• Exercise
Scan the following data for lines with "wurde" and state how many there are, as a number only.

(Extracted records)
########

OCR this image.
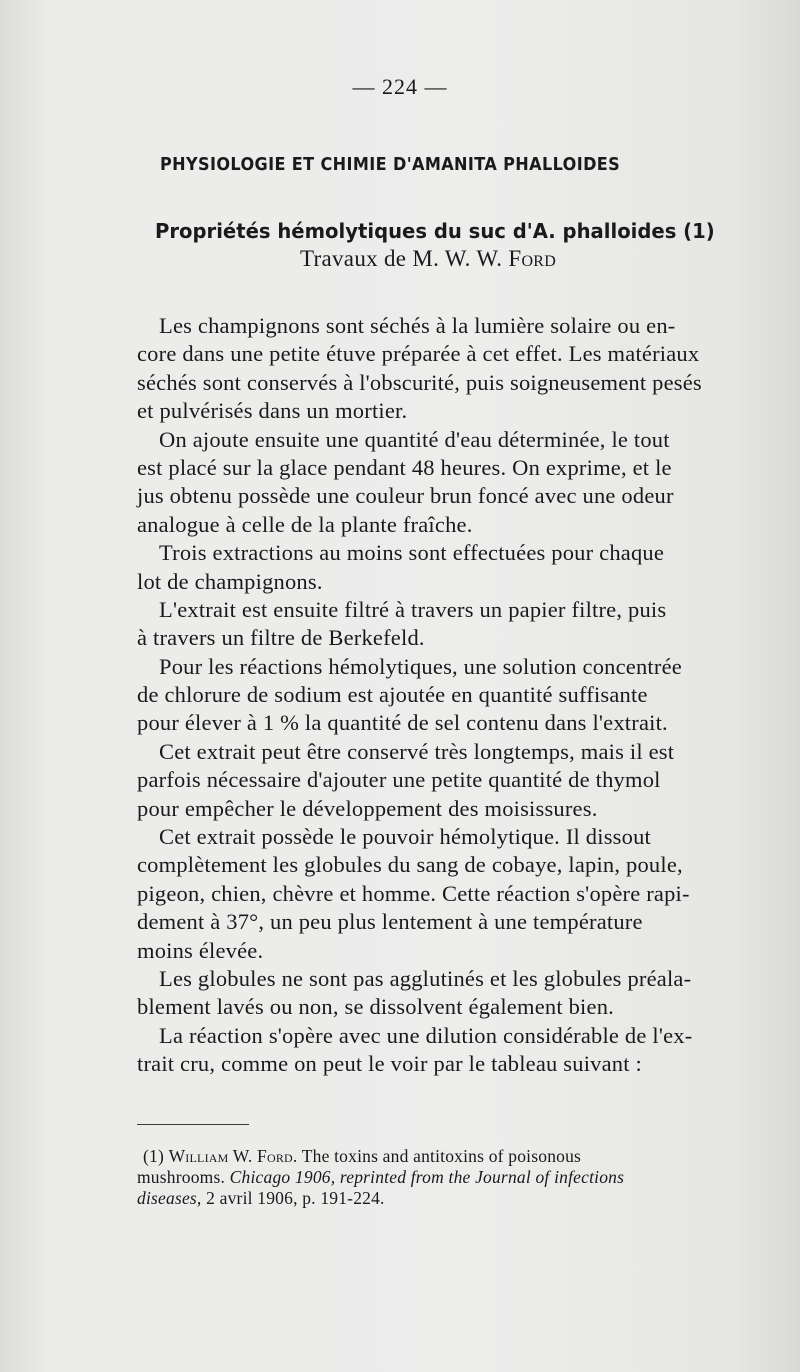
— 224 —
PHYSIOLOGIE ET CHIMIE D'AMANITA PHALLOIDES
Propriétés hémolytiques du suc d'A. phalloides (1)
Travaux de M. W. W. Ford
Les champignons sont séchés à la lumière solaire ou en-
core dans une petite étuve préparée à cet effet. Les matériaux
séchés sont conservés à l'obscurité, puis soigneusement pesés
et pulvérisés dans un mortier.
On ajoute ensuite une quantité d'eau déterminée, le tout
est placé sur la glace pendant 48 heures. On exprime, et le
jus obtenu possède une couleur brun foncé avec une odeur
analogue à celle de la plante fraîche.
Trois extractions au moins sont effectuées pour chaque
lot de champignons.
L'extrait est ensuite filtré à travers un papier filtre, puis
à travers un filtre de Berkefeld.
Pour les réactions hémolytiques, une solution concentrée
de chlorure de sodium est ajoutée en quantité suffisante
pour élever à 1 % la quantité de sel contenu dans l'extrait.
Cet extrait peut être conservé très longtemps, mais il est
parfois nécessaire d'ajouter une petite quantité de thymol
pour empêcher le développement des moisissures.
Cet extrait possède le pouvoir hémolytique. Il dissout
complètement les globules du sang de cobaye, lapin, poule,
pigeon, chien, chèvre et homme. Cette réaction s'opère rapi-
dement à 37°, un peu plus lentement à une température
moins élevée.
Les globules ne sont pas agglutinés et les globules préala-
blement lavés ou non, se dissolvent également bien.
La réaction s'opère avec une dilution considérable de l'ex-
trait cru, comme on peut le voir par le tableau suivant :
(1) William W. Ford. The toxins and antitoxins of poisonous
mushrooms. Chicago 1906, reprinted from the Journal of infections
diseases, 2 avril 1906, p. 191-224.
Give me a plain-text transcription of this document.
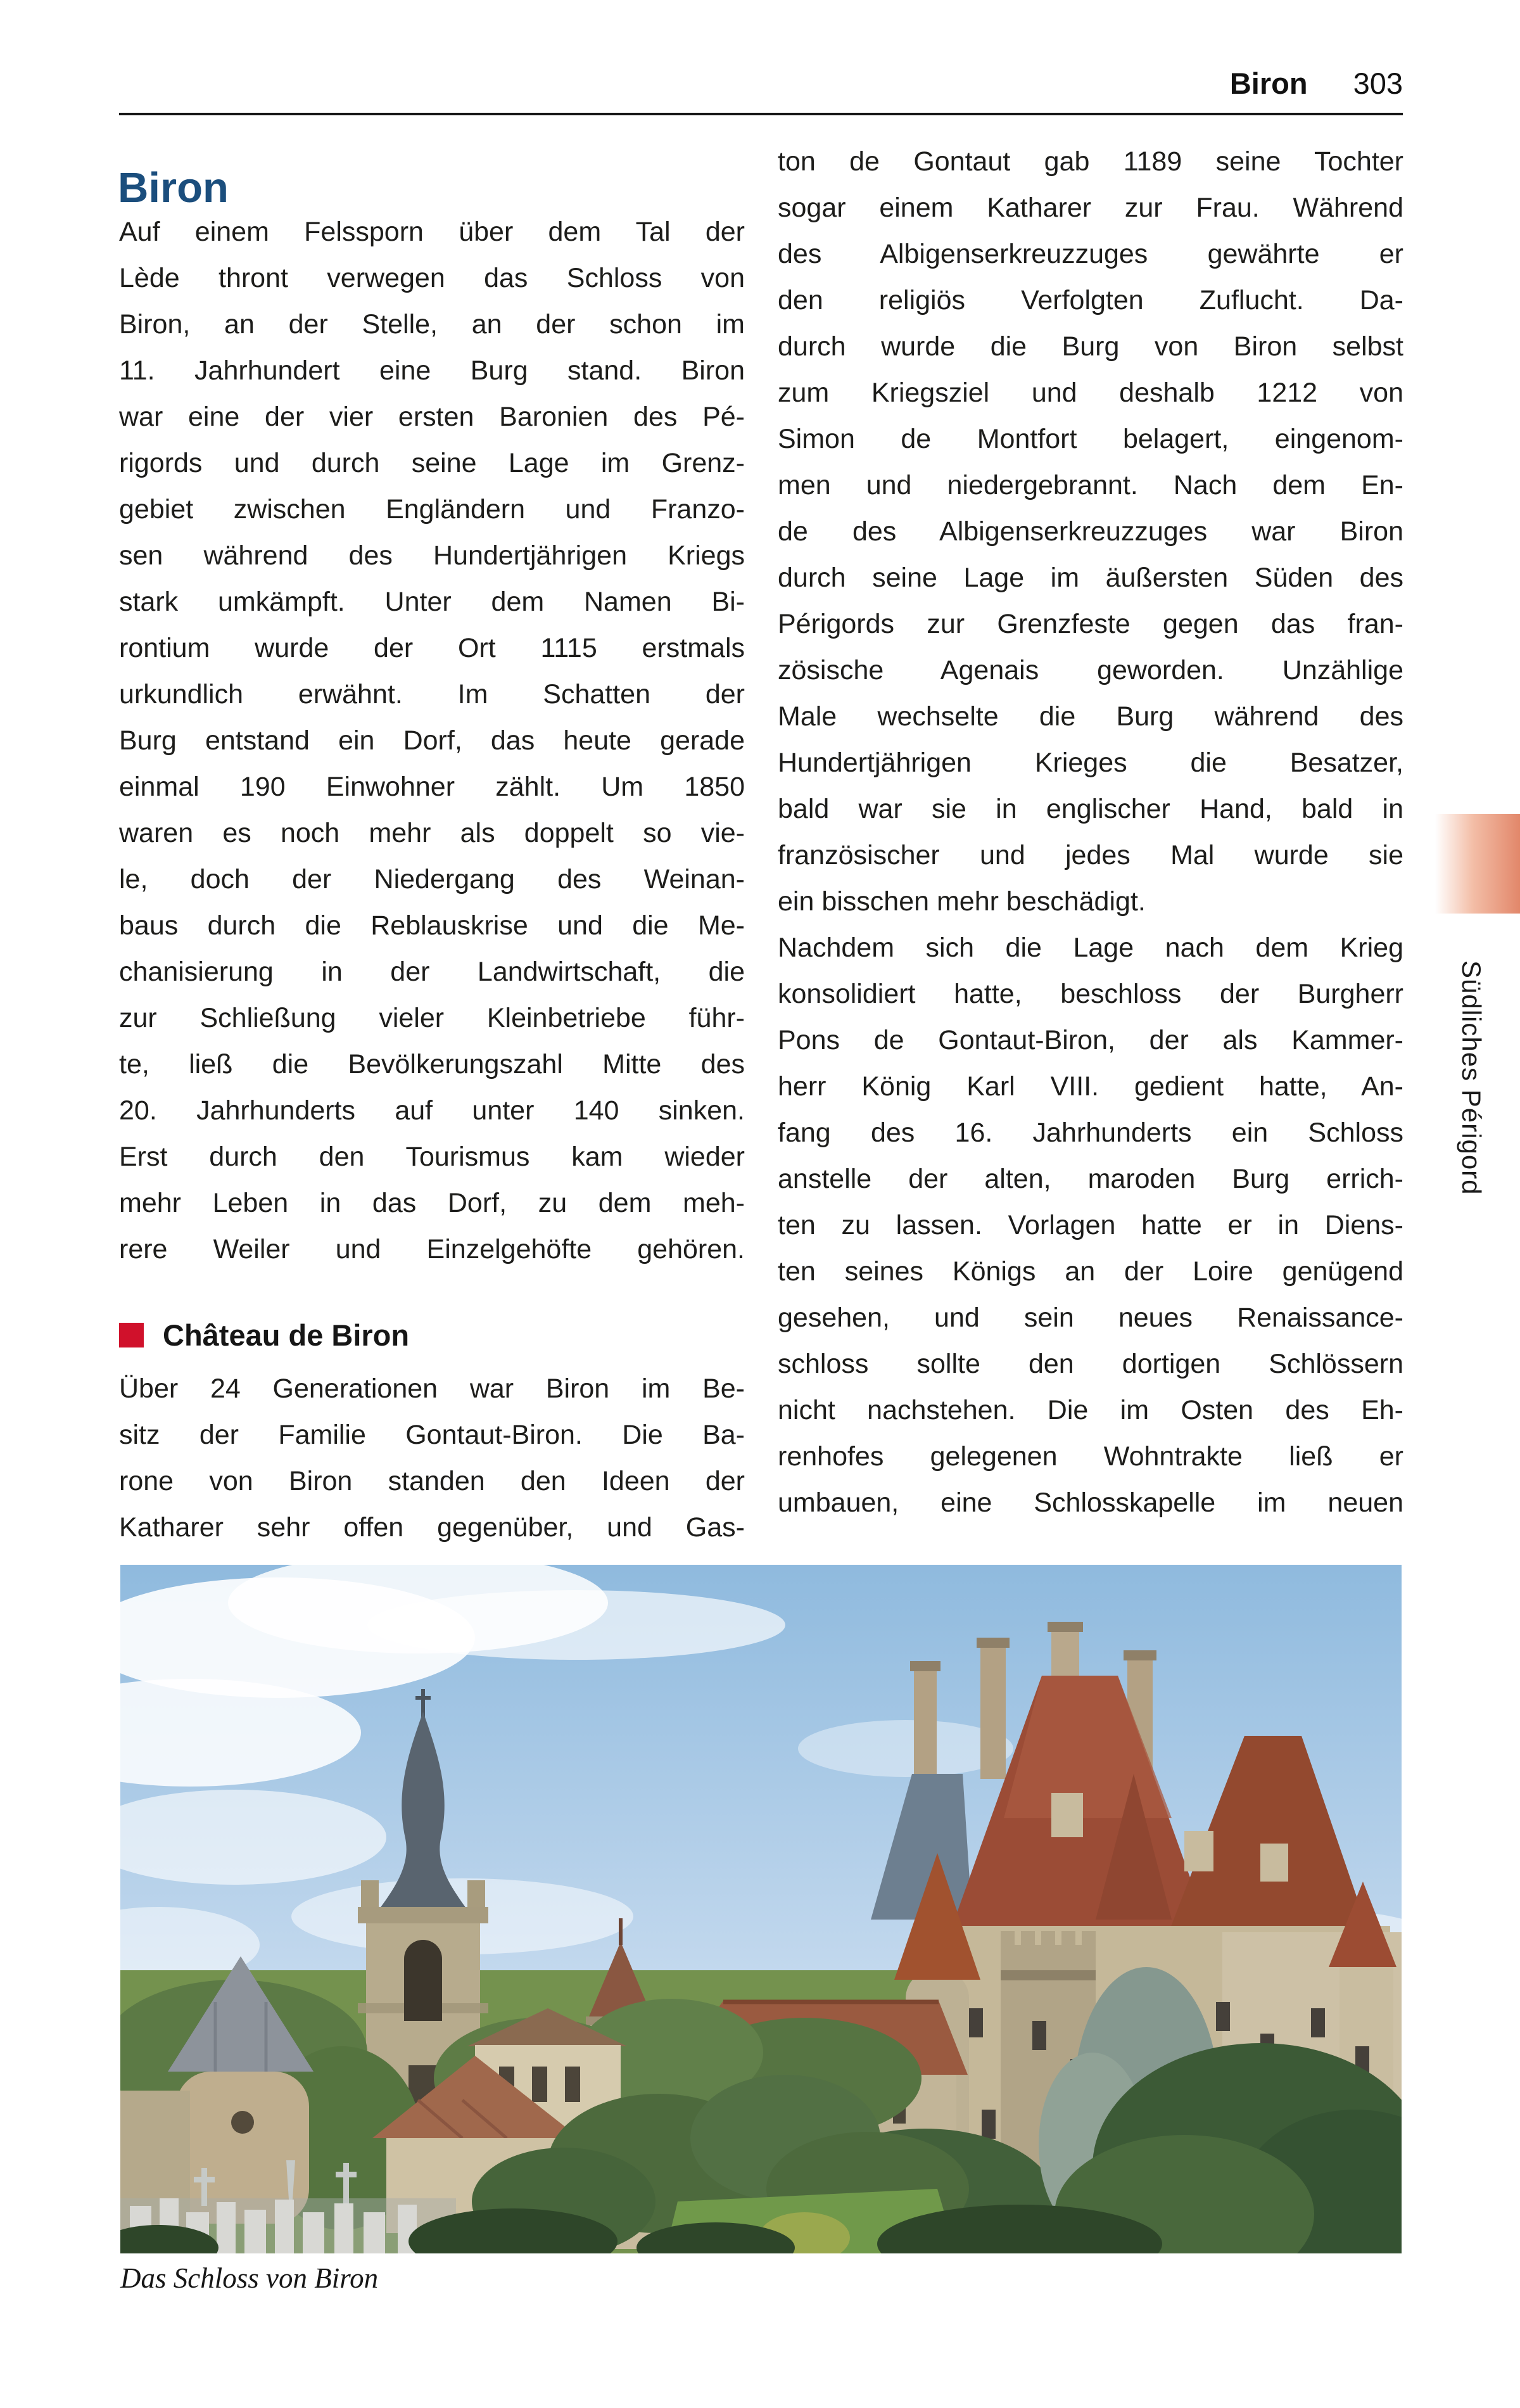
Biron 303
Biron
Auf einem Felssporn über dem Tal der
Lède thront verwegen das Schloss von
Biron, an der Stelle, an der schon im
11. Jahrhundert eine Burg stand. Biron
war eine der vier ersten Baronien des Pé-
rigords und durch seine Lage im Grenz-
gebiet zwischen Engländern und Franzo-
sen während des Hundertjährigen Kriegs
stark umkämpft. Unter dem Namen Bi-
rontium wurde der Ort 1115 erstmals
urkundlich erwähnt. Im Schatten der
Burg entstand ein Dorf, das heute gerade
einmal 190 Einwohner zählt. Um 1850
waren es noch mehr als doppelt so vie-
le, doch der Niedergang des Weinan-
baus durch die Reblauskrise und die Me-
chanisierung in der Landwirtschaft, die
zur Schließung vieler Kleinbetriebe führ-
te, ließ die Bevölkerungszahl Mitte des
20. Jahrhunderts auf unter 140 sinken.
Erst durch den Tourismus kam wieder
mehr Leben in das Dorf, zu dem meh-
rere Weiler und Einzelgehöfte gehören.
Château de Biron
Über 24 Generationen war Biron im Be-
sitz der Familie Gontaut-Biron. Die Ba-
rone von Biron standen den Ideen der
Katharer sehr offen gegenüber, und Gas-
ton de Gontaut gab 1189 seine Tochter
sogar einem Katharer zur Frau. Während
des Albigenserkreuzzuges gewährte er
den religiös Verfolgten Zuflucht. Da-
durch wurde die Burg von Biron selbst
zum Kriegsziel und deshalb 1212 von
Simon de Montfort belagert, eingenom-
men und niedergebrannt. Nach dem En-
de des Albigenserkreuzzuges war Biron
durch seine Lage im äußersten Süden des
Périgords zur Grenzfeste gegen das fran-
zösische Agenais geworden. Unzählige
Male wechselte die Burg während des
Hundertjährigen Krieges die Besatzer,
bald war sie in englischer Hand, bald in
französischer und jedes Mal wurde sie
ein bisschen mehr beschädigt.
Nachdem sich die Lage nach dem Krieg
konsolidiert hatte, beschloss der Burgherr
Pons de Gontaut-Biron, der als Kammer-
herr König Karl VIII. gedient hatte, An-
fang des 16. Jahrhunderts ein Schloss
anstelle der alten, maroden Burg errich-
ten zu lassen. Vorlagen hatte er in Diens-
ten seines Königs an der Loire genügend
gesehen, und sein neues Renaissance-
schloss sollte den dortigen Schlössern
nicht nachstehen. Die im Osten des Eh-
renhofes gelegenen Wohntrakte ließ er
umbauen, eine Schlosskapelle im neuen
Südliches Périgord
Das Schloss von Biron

########

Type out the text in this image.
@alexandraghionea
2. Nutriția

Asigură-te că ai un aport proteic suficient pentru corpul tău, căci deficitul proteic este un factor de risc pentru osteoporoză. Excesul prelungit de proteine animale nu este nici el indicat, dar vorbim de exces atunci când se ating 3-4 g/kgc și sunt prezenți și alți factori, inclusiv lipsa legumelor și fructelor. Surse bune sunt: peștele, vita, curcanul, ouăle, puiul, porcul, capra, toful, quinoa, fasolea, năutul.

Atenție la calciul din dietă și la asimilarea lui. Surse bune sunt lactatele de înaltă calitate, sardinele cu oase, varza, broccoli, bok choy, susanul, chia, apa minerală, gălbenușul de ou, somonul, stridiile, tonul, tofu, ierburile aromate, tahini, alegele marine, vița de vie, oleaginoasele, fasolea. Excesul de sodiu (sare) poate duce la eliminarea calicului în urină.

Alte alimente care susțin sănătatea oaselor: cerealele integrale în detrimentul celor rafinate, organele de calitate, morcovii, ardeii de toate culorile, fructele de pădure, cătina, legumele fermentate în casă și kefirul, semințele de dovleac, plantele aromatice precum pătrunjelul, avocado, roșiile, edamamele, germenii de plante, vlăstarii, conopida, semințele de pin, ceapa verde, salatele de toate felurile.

########

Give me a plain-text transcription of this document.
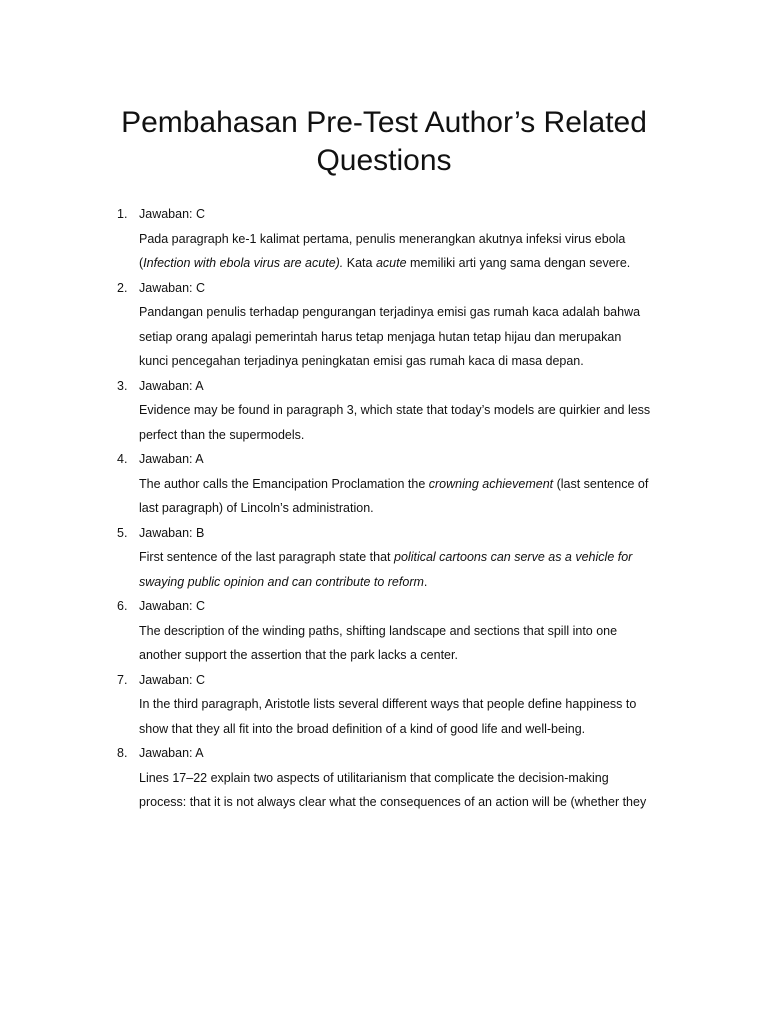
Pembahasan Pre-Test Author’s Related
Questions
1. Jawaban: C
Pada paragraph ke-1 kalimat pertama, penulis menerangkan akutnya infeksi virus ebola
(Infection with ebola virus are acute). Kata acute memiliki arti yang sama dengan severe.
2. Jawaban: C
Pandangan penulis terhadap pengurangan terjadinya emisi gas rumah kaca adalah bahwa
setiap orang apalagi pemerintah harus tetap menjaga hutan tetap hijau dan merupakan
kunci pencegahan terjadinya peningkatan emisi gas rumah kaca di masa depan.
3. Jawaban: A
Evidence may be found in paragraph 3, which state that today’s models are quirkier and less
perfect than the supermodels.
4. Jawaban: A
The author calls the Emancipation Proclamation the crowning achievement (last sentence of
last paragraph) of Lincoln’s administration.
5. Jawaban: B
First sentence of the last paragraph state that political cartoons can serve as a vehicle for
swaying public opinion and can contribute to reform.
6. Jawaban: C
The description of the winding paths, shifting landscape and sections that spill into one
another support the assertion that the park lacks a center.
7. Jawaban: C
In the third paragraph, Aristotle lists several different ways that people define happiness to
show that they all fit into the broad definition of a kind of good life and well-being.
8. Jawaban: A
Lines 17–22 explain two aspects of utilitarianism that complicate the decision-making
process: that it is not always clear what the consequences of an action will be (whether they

########

• Result of the task
3